*Boxed element entries:*

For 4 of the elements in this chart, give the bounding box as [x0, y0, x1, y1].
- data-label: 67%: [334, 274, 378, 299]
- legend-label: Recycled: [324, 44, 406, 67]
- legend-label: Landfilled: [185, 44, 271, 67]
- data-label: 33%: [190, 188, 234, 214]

*Exercise description:* Return every line of the entries above word for word, changing nothing.

*Answer for the task:*
For 4 of the elements in this chart, give the bounding box as [x0, y0, x1, y1].
- data-label: 67%: [334, 274, 378, 299]
- legend-label: Recycled: [324, 44, 406, 67]
- legend-label: Landfilled: [185, 44, 271, 67]
- data-label: 33%: [190, 188, 234, 214]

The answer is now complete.